* EXERCISE:
Reproduce all lines of the listing below in which the word "Conversion" occurs.

* Dataset records:
---------------

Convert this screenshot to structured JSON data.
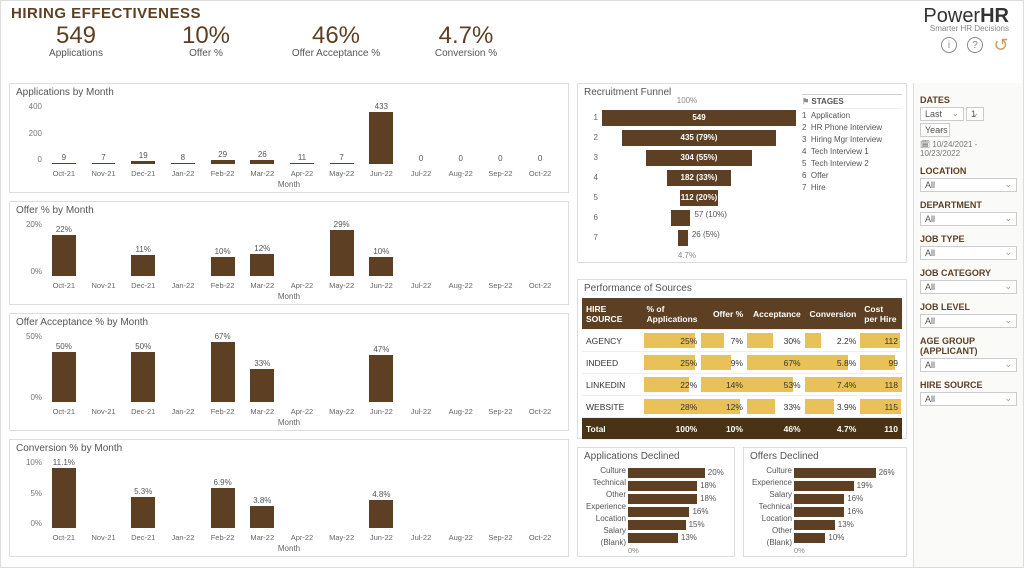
{
  "title": "HIRING EFFECTIVENESS",
  "brand": {
    "name_a": "Power",
    "name_b": "HR",
    "tag": "Smarter HR Decisions"
  },
  "kpis": [
    {
      "value": "549",
      "label": "Applications"
    },
    {
      "value": "10%",
      "label": "Offer %"
    },
    {
      "value": "46%",
      "label": "Offer Acceptance %"
    },
    {
      "value": "4.7%",
      "label": "Conversion %"
    }
  ],
  "months": [
    "Oct-21",
    "Nov-21",
    "Dec-21",
    "Jan-22",
    "Feb-22",
    "Mar-22",
    "Apr-22",
    "May-22",
    "Jun-22",
    "Jul-22",
    "Aug-22",
    "Sep-22",
    "Oct-22"
  ],
  "axis_label": "Month",
  "charts": {
    "apps": {
      "title": "Applications by Month",
      "ymax": 450,
      "yticks": [
        "400",
        "200",
        "0"
      ],
      "values": [
        9,
        7,
        19,
        8,
        29,
        26,
        11,
        7,
        433,
        0,
        0,
        0,
        0
      ],
      "labels": [
        "9",
        "7",
        "19",
        "8",
        "29",
        "26",
        "11",
        "7",
        "433",
        "0",
        "0",
        "0",
        "0"
      ]
    },
    "offer": {
      "title": "Offer % by Month",
      "ymax": 30,
      "yticks": [
        "20%",
        "0%"
      ],
      "values": [
        22,
        0,
        11,
        0,
        10,
        12,
        0,
        29,
        10,
        0,
        0,
        0,
        0
      ],
      "labels": [
        "22%",
        "",
        "11%",
        "",
        "10%",
        "12%",
        "",
        "29%",
        "10%",
        "",
        "",
        "",
        ""
      ]
    },
    "acc": {
      "title": "Offer Acceptance % by Month",
      "ymax": 70,
      "yticks": [
        "50%",
        "0%"
      ],
      "values": [
        50,
        0,
        50,
        0,
        67,
        33,
        0,
        0,
        47,
        0,
        0,
        0,
        0
      ],
      "labels": [
        "50%",
        "",
        "50%",
        "",
        "67%",
        "33%",
        "",
        "",
        "47%",
        "",
        "",
        "",
        ""
      ]
    },
    "conv": {
      "title": "Conversion % by Month",
      "ymax": 12,
      "yticks": [
        "10%",
        "5%",
        "0%"
      ],
      "values": [
        11.1,
        0,
        5.3,
        0,
        6.9,
        3.8,
        0,
        0,
        4.8,
        0,
        0,
        0,
        0
      ],
      "labels": [
        "11.1%",
        "",
        "5.3%",
        "",
        "6.9%",
        "3.8%",
        "",
        "",
        "4.8%",
        "",
        "",
        "",
        ""
      ]
    }
  },
  "funnel": {
    "title": "Recruitment Funnel",
    "top": "100%",
    "bottom": "4.7%",
    "stages_hdr": "STAGES",
    "stages": [
      "Application",
      "HR Phone Interview",
      "Hiring Mgr Interview",
      "Tech Interview 1",
      "Tech Interview 2",
      "Offer",
      "Hire"
    ],
    "bars": [
      {
        "w": 100,
        "text": "549"
      },
      {
        "w": 79,
        "text": "435 (79%)"
      },
      {
        "w": 55,
        "text": "304 (55%)"
      },
      {
        "w": 33,
        "text": "182 (33%)"
      },
      {
        "w": 20,
        "text": "112 (20%)"
      },
      {
        "w": 10,
        "text": "57 (10%)",
        "side": true
      },
      {
        "w": 5,
        "text": "26 (5%)",
        "side": true
      }
    ]
  },
  "sources": {
    "title": "Performance of Sources",
    "headers": [
      "HIRE SOURCE",
      "% of Applications",
      "Offer %",
      "Acceptance",
      "Conversion",
      "Cost per Hire"
    ],
    "rows": [
      {
        "name": "AGENCY",
        "pct": 25,
        "offer": 7,
        "acc": 30,
        "conv": 2.2,
        "cost": 112
      },
      {
        "name": "INDEED",
        "pct": 25,
        "offer": 9,
        "acc": 67,
        "conv": 5.8,
        "cost": 99
      },
      {
        "name": "LINKEDIN",
        "pct": 22,
        "offer": 14,
        "acc": 53,
        "conv": 7.4,
        "cost": 118
      },
      {
        "name": "WEBSITE",
        "pct": 28,
        "offer": 12,
        "acc": 33,
        "conv": 3.9,
        "cost": 115
      }
    ],
    "total": {
      "name": "Total",
      "pct": "100%",
      "offer": "10%",
      "acc": "46%",
      "conv": "4.7%",
      "cost": "110"
    }
  },
  "declined_apps": {
    "title": "Applications Declined",
    "zero": "0%",
    "max": 20,
    "rows": [
      [
        "Culture",
        20
      ],
      [
        "Technical",
        18
      ],
      [
        "Other",
        18
      ],
      [
        "Experience",
        16
      ],
      [
        "Location",
        15
      ],
      [
        "Salary",
        13
      ],
      [
        "(Blank)",
        0
      ]
    ]
  },
  "declined_offers": {
    "title": "Offers Declined",
    "zero": "0%",
    "max": 26,
    "rows": [
      [
        "Culture",
        26
      ],
      [
        "Experience",
        19
      ],
      [
        "Salary",
        16
      ],
      [
        "Technical",
        16
      ],
      [
        "Location",
        13
      ],
      [
        "Other",
        10
      ],
      [
        "(Blank)",
        0
      ]
    ]
  },
  "filters": {
    "dates": {
      "h": "DATES",
      "a": "Last",
      "b": "1",
      "c": "Years",
      "range": "10/24/2021 - 10/23/2022"
    },
    "items": [
      {
        "h": "LOCATION",
        "v": "All"
      },
      {
        "h": "DEPARTMENT",
        "v": "All"
      },
      {
        "h": "JOB TYPE",
        "v": "All"
      },
      {
        "h": "JOB CATEGORY",
        "v": "All"
      },
      {
        "h": "JOB LEVEL",
        "v": "All"
      },
      {
        "h": "AGE GROUP (APPLICANT)",
        "v": "All"
      },
      {
        "h": "HIRE SOURCE",
        "v": "All"
      }
    ]
  },
  "chart_data": {
    "type": "dashboard",
    "bar_charts": [
      {
        "type": "bar",
        "title": "Applications by Month",
        "categories": [
          "Oct-21",
          "Nov-21",
          "Dec-21",
          "Jan-22",
          "Feb-22",
          "Mar-22",
          "Apr-22",
          "May-22",
          "Jun-22",
          "Jul-22",
          "Aug-22",
          "Sep-22",
          "Oct-22"
        ],
        "values": [
          9,
          7,
          19,
          8,
          29,
          26,
          11,
          7,
          433,
          0,
          0,
          0,
          0
        ],
        "xlabel": "Month",
        "ylim": [
          0,
          450
        ]
      },
      {
        "type": "bar",
        "title": "Offer % by Month",
        "categories": [
          "Oct-21",
          "Nov-21",
          "Dec-21",
          "Jan-22",
          "Feb-22",
          "Mar-22",
          "Apr-22",
          "May-22",
          "Jun-22",
          "Jul-22",
          "Aug-22",
          "Sep-22",
          "Oct-22"
        ],
        "values": [
          22,
          null,
          11,
          null,
          10,
          12,
          null,
          29,
          10,
          null,
          null,
          null,
          null
        ],
        "xlabel": "Month",
        "ylim": [
          0,
          30
        ],
        "unit": "%"
      },
      {
        "type": "bar",
        "title": "Offer Acceptance % by Month",
        "categories": [
          "Oct-21",
          "Nov-21",
          "Dec-21",
          "Jan-22",
          "Feb-22",
          "Mar-22",
          "Apr-22",
          "May-22",
          "Jun-22",
          "Jul-22",
          "Aug-22",
          "Sep-22",
          "Oct-22"
        ],
        "values": [
          50,
          null,
          50,
          null,
          67,
          33,
          null,
          null,
          47,
          null,
          null,
          null,
          null
        ],
        "xlabel": "Month",
        "ylim": [
          0,
          70
        ],
        "unit": "%"
      },
      {
        "type": "bar",
        "title": "Conversion % by Month",
        "categories": [
          "Oct-21",
          "Nov-21",
          "Dec-21",
          "Jan-22",
          "Feb-22",
          "Mar-22",
          "Apr-22",
          "May-22",
          "Jun-22",
          "Jul-22",
          "Aug-22",
          "Sep-22",
          "Oct-22"
        ],
        "values": [
          11.1,
          null,
          5.3,
          null,
          6.9,
          3.8,
          null,
          null,
          4.8,
          null,
          null,
          null,
          null
        ],
        "xlabel": "Month",
        "ylim": [
          0,
          12
        ],
        "unit": "%"
      }
    ],
    "funnel": {
      "type": "funnel",
      "title": "Recruitment Funnel",
      "stages": [
        "Application",
        "HR Phone Interview",
        "Hiring Mgr Interview",
        "Tech Interview 1",
        "Tech Interview 2",
        "Offer",
        "Hire"
      ],
      "values": [
        549,
        435,
        304,
        182,
        112,
        57,
        26
      ],
      "pct": [
        100,
        79,
        55,
        33,
        20,
        10,
        5
      ]
    },
    "sources_table": {
      "type": "table",
      "title": "Performance of Sources",
      "columns": [
        "HIRE SOURCE",
        "% of Applications",
        "Offer %",
        "Acceptance",
        "Conversion",
        "Cost per Hire"
      ],
      "rows": [
        [
          "AGENCY",
          "25%",
          "7%",
          "30%",
          "2.2%",
          112
        ],
        [
          "INDEED",
          "25%",
          "9%",
          "67%",
          "5.8%",
          99
        ],
        [
          "LINKEDIN",
          "22%",
          "14%",
          "53%",
          "7.4%",
          118
        ],
        [
          "WEBSITE",
          "28%",
          "12%",
          "33%",
          "3.9%",
          115
        ],
        [
          "Total",
          "100%",
          "10%",
          "46%",
          "4.7%",
          110
        ]
      ]
    },
    "declined": [
      {
        "type": "bar",
        "title": "Applications Declined",
        "orientation": "h",
        "categories": [
          "Culture",
          "Technical",
          "Other",
          "Experience",
          "Location",
          "Salary",
          "(Blank)"
        ],
        "values": [
          20,
          18,
          18,
          16,
          15,
          13,
          0
        ],
        "unit": "%"
      },
      {
        "type": "bar",
        "title": "Offers Declined",
        "orientation": "h",
        "categories": [
          "Culture",
          "Experience",
          "Salary",
          "Technical",
          "Location",
          "Other",
          "(Blank)"
        ],
        "values": [
          26,
          19,
          16,
          16,
          13,
          10,
          0
        ],
        "unit": "%"
      }
    ]
  }
}
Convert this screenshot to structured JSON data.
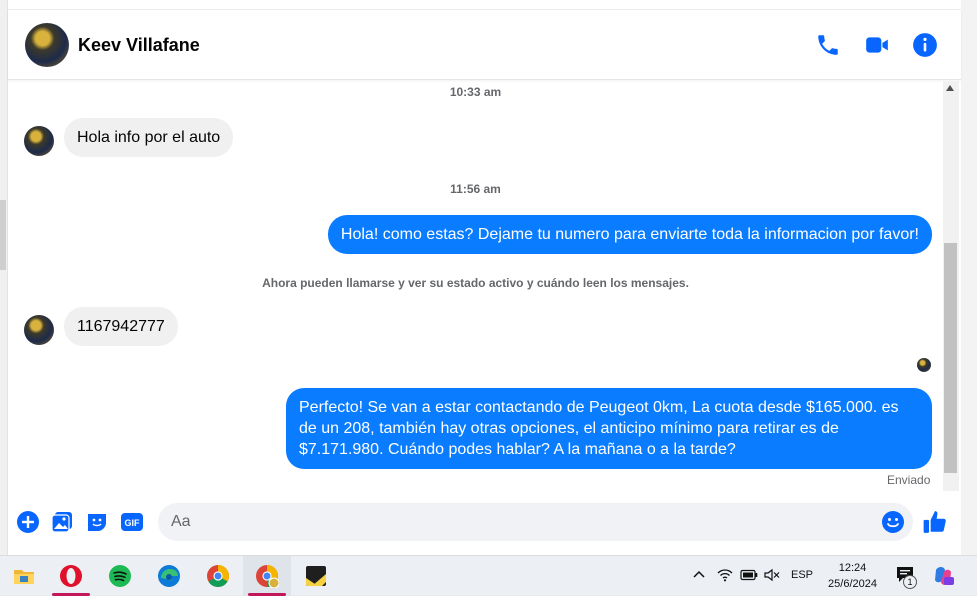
{
  "header": {
    "contact_name": "Keev Villafane",
    "icons": [
      "phone-icon",
      "video-call-icon",
      "info-icon"
    ],
    "accent_color": "#0866ff"
  },
  "messages": {
    "time1": "10:33 am",
    "msg1": "Hola info por el auto",
    "time2": "11:56 am",
    "msg2": "Hola! como estas? Dejame tu numero para enviarte toda la informacion por favor!",
    "notice": "Ahora pueden llamarse y ver su estado activo y cuándo leen los mensajes.",
    "msg3": "1167942777",
    "msg4": "Perfecto!  Se van a estar contactando de Peugeot 0km, La cuota desde $165.000. es de un 208, también hay otras opciones, el anticipo mínimo para retirar es de $7.171.980. Cuándo podes hablar? A la mañana o a la tarde?",
    "status": "Enviado",
    "outgoing_color": "#0a7cff",
    "incoming_color": "#f0f0f0"
  },
  "composer": {
    "placeholder": "Aa",
    "icons": [
      "plus-icon",
      "photo-icon",
      "sticker-icon",
      "gif-icon",
      "emoji-icon",
      "thumbs-up-icon"
    ],
    "gif_label": "GIF"
  },
  "taskbar": {
    "apps": [
      "file-explorer",
      "opera",
      "spotify",
      "edge",
      "chrome",
      "chrome-profile",
      "sticky-notes"
    ],
    "language": "ESP",
    "time": "12:24",
    "date": "25/6/2024",
    "notification_count": "1"
  }
}
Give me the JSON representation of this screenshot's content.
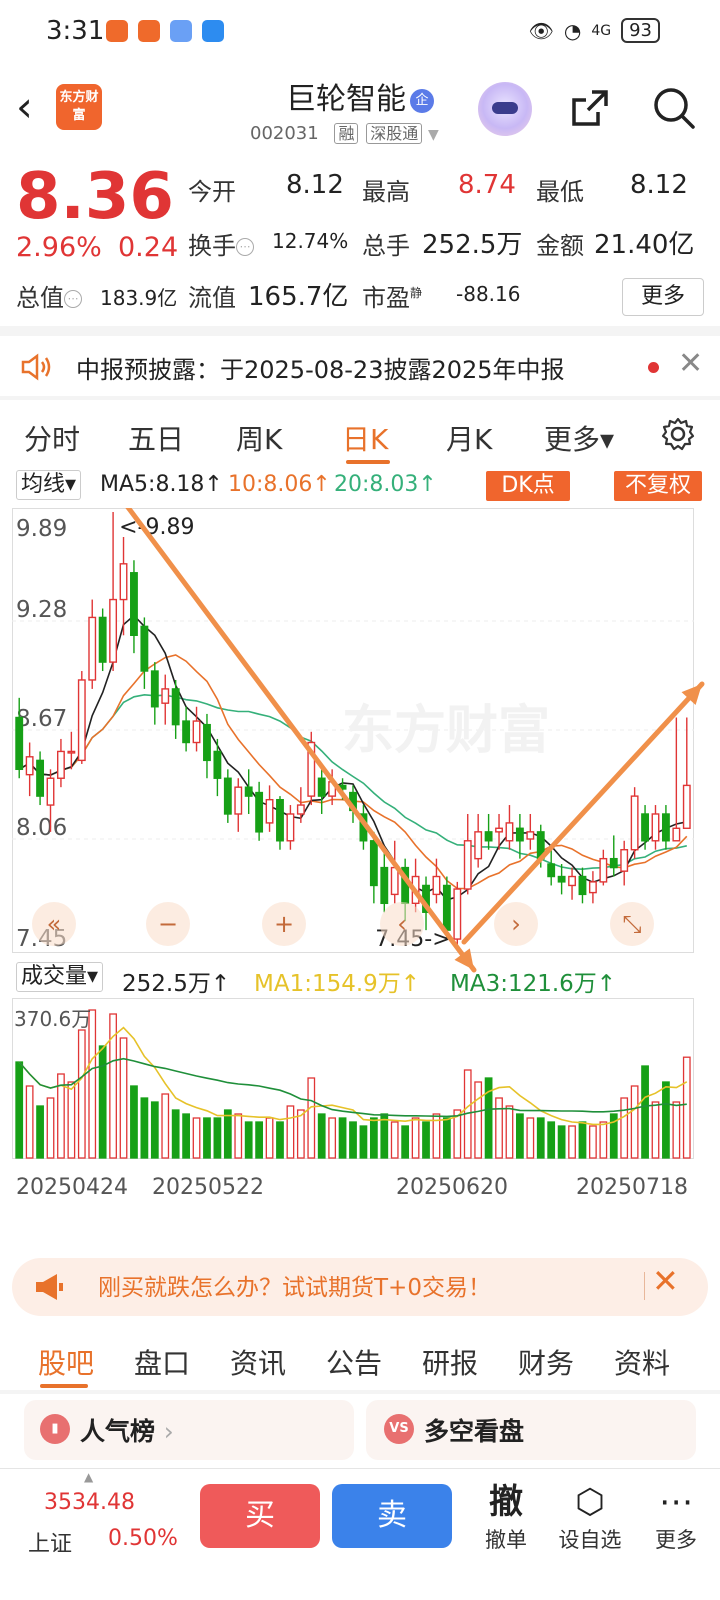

---------------

* TASK RESPONSE:
      "label": "Conversion %"
      "title": "Conversion % by Month",
      "Conversion",
        "title": "Conversion % by Month",
        "Conversion",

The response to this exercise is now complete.